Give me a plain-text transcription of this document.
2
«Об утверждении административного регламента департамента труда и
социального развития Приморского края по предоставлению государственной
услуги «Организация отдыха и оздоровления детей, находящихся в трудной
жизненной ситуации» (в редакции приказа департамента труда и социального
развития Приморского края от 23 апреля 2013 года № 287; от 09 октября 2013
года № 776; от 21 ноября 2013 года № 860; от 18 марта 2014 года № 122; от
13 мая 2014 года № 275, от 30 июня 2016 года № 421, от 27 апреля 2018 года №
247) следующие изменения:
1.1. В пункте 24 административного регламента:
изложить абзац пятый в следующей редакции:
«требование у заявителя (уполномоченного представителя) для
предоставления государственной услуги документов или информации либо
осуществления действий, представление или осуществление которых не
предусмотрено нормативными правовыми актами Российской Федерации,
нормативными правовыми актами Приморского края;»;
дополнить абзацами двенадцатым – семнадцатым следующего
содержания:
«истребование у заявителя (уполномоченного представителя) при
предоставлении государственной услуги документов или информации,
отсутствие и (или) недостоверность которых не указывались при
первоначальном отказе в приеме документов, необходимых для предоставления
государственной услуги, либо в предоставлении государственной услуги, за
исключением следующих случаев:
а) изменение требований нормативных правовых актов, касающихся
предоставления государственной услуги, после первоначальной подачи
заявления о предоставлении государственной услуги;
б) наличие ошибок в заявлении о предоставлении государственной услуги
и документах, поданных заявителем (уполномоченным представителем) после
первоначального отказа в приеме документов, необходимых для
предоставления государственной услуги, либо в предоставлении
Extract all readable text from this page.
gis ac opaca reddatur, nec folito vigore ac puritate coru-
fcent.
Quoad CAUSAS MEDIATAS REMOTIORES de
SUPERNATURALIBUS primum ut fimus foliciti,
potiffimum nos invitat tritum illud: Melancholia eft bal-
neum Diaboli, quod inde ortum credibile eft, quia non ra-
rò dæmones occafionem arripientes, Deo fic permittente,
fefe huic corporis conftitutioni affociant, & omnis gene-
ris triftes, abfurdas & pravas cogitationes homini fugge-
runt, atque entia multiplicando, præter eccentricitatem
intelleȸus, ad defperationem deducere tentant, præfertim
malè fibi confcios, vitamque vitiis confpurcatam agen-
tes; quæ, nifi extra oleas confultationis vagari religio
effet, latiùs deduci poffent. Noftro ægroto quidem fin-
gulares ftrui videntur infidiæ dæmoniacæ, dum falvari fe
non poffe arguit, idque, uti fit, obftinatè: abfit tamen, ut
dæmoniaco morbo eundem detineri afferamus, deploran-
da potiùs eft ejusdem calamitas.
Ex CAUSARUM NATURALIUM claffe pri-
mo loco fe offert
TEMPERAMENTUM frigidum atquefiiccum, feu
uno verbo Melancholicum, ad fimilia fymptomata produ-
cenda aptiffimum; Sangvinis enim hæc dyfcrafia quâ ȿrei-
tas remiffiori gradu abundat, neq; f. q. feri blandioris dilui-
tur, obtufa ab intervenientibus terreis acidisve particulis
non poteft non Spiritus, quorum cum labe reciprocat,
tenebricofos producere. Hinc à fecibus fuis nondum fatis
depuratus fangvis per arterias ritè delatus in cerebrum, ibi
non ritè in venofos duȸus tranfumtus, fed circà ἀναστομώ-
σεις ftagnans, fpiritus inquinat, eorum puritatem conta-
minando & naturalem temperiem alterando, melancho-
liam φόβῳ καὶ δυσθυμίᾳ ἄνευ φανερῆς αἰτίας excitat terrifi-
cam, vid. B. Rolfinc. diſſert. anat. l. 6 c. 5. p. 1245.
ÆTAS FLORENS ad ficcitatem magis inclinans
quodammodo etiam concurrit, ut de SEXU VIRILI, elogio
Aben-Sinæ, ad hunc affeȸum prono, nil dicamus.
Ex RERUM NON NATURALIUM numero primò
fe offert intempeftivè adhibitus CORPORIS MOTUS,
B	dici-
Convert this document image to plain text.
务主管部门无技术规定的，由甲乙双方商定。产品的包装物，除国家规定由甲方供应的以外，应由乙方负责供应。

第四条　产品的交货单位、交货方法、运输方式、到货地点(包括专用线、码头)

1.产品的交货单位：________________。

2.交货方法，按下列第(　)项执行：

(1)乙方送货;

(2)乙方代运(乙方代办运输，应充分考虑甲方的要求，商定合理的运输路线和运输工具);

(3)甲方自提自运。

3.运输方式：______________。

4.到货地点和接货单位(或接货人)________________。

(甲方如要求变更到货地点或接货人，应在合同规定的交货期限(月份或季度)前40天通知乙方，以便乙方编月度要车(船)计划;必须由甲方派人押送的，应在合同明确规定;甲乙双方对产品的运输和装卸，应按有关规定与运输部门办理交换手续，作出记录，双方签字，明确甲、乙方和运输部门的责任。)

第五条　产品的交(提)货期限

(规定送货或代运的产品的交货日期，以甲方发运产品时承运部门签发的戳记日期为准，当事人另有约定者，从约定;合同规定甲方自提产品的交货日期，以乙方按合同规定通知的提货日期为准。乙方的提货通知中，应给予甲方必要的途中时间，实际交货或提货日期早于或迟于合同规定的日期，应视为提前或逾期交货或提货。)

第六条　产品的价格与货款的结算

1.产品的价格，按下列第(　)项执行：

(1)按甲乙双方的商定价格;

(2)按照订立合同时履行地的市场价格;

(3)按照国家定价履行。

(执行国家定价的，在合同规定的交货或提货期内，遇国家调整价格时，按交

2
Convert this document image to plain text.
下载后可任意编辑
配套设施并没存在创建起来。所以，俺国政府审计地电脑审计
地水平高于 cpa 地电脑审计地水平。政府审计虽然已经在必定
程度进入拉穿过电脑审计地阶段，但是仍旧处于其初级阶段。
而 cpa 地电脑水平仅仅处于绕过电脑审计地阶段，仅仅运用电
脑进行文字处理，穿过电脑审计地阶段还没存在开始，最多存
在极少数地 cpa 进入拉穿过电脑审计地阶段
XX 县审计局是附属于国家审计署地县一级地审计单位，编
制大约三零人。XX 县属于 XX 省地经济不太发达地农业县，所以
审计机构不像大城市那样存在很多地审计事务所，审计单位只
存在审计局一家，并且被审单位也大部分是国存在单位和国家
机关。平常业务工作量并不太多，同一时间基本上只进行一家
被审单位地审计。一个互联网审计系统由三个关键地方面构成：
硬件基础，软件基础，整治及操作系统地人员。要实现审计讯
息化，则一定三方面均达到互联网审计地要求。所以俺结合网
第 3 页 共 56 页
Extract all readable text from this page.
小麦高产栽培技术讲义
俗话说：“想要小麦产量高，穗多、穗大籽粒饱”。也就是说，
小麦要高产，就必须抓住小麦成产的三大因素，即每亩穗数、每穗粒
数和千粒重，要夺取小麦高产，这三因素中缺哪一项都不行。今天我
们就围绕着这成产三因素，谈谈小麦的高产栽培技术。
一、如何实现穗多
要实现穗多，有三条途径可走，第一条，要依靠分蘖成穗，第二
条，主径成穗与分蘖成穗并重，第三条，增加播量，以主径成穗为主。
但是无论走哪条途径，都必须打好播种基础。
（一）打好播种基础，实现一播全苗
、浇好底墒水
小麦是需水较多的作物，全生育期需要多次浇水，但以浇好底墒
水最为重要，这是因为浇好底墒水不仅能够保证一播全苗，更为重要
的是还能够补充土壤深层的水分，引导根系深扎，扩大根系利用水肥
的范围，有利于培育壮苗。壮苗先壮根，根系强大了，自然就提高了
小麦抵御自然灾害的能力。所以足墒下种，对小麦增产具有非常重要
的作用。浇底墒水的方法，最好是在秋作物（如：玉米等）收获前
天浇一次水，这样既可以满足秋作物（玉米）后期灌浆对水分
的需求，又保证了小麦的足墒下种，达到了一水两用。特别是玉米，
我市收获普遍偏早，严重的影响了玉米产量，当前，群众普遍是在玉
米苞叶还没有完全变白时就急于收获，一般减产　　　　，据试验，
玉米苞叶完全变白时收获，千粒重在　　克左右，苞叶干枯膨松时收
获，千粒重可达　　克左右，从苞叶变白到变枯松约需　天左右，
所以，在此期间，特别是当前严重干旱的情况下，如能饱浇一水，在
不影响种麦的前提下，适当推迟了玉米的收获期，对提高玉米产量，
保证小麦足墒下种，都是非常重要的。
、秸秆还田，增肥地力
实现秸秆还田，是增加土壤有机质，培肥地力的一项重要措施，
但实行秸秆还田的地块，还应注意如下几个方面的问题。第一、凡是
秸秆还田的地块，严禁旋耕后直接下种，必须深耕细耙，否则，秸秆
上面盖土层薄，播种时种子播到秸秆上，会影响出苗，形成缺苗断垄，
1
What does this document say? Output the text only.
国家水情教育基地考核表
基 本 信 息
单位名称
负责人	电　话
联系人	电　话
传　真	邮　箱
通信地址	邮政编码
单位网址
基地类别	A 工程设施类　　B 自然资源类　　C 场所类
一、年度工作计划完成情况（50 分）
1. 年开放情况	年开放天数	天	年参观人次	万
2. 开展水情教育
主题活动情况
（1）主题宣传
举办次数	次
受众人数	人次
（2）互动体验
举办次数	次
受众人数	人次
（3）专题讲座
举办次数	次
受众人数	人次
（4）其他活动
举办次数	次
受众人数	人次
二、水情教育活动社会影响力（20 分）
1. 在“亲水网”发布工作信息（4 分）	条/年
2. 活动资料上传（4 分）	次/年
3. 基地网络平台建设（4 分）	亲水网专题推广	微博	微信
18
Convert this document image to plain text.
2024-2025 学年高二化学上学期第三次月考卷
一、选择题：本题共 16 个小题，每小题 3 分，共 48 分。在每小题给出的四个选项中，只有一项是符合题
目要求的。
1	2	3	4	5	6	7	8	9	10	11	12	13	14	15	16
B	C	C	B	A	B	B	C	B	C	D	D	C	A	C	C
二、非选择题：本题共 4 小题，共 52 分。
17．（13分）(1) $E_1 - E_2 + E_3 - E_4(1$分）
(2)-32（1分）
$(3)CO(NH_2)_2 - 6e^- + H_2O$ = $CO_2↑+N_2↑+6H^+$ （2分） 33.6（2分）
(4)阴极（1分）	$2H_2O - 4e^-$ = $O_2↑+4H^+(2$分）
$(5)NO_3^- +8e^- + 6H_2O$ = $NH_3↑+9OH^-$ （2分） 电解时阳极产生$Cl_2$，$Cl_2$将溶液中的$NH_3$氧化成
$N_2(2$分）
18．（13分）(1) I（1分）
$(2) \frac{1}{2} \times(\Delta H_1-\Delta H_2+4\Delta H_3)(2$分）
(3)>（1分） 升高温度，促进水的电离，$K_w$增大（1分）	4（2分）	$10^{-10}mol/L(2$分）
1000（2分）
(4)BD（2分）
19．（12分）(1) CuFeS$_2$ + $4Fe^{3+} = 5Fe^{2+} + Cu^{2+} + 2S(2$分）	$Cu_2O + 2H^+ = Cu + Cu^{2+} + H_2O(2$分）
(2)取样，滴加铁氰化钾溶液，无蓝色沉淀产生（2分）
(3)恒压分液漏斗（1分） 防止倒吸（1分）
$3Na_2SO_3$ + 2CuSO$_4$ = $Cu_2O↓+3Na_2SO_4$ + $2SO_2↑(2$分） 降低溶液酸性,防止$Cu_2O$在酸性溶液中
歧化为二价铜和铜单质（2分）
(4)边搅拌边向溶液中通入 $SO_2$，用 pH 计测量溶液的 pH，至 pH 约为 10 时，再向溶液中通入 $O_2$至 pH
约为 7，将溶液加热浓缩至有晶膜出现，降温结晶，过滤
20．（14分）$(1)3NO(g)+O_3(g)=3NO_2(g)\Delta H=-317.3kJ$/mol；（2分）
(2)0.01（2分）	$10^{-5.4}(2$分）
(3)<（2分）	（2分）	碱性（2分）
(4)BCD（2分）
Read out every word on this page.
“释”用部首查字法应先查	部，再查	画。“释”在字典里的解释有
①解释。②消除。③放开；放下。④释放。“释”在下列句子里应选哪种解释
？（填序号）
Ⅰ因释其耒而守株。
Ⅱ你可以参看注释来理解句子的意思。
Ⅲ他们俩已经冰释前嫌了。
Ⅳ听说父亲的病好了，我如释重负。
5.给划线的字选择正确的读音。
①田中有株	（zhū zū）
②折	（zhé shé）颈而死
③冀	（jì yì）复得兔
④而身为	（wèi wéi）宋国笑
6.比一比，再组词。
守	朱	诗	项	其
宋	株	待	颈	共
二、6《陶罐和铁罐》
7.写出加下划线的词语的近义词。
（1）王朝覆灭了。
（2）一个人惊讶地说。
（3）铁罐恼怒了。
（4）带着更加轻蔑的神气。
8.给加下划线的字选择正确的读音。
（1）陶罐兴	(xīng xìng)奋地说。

....

-- THE REQUEST --
Using the records above, gather all lines where the string "информации" is present.

-- THE SOLUTION --
предоставления государственной услуги документов или информации либо
предоставлении государственной услуги документов или информации,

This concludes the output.